## Stored data entries

━━━

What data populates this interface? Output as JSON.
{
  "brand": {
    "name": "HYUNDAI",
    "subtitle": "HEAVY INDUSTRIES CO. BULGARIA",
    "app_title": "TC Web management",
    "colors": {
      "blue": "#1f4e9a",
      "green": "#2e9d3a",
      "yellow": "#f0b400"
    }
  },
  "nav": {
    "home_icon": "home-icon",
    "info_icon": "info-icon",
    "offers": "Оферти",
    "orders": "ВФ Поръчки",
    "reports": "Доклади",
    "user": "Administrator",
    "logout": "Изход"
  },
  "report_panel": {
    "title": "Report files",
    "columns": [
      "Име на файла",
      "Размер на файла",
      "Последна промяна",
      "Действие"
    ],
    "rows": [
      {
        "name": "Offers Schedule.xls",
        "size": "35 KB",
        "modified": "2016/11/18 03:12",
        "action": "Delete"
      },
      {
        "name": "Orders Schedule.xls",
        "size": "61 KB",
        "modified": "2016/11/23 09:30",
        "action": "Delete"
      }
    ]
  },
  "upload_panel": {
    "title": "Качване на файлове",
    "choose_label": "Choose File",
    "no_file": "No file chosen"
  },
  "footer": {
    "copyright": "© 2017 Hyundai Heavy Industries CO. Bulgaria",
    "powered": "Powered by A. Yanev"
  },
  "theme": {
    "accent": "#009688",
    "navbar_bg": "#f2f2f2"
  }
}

━━━

## TASK INSTRUCTIONS
Pick out the lines containing the string "modified".

## WRITTEN SOLUTION
        "modified": "2016/11/18 03:12",
        "modified": "2016/11/23 09:30",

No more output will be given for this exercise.